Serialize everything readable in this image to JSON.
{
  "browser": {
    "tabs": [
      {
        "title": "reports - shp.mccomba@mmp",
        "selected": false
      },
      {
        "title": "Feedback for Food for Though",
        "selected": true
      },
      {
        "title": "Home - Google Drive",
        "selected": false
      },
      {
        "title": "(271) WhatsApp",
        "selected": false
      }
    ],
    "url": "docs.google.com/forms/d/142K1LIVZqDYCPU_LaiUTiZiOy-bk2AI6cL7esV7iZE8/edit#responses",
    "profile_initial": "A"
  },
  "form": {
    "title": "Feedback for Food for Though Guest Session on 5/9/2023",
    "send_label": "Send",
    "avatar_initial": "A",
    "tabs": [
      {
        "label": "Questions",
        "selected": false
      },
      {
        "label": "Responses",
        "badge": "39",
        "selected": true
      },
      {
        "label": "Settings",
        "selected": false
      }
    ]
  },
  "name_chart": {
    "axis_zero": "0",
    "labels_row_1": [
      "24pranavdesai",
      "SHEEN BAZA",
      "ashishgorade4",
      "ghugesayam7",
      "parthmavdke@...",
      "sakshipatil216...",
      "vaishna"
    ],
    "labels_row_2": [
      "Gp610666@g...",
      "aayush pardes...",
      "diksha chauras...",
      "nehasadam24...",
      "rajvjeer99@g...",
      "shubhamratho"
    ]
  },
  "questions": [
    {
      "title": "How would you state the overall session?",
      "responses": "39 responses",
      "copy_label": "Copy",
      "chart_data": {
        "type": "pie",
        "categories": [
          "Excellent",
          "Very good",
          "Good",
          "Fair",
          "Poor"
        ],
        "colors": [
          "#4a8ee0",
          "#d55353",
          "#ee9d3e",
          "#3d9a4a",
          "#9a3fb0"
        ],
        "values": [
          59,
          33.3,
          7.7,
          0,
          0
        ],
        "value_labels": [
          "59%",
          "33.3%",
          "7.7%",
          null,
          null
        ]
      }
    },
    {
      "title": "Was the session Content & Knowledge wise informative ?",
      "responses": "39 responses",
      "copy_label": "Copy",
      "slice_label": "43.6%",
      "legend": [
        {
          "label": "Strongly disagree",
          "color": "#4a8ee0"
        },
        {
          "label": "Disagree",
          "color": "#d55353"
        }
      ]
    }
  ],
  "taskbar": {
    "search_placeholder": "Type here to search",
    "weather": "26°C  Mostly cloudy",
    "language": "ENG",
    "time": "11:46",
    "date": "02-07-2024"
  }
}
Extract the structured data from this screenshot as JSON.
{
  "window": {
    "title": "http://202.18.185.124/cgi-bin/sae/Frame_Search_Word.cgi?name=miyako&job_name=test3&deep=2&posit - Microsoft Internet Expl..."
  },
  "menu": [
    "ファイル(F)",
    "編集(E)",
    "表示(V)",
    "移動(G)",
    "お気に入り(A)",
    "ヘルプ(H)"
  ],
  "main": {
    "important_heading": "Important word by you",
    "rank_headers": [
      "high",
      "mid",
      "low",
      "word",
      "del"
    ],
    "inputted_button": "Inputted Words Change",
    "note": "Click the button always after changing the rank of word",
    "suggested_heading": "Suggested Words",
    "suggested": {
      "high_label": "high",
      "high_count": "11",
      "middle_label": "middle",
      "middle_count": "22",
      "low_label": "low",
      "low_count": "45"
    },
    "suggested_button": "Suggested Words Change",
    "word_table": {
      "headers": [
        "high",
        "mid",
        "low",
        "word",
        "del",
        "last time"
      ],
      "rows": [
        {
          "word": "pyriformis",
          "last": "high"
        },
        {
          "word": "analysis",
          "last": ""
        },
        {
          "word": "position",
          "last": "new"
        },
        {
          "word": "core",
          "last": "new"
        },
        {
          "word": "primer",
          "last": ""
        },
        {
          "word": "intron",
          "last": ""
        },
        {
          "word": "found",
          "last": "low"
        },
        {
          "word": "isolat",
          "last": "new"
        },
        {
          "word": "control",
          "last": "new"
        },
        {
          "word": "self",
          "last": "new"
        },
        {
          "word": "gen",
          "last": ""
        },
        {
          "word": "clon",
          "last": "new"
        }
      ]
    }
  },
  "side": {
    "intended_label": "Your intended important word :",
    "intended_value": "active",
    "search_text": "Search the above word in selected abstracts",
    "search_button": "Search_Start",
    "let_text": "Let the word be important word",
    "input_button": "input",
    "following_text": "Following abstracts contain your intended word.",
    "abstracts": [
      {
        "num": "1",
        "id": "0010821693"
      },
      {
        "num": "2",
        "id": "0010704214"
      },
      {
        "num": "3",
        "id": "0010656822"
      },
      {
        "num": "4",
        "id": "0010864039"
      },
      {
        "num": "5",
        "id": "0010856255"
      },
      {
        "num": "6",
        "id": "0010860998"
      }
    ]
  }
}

- [What is asked]: Scan the lines above for "abstracts", then copy every one that has it.

- [The solution]:
    "search_text": "Search the above word in selected abstracts",
    "following_text": "Following abstracts contain your intended word.",
    "abstracts": [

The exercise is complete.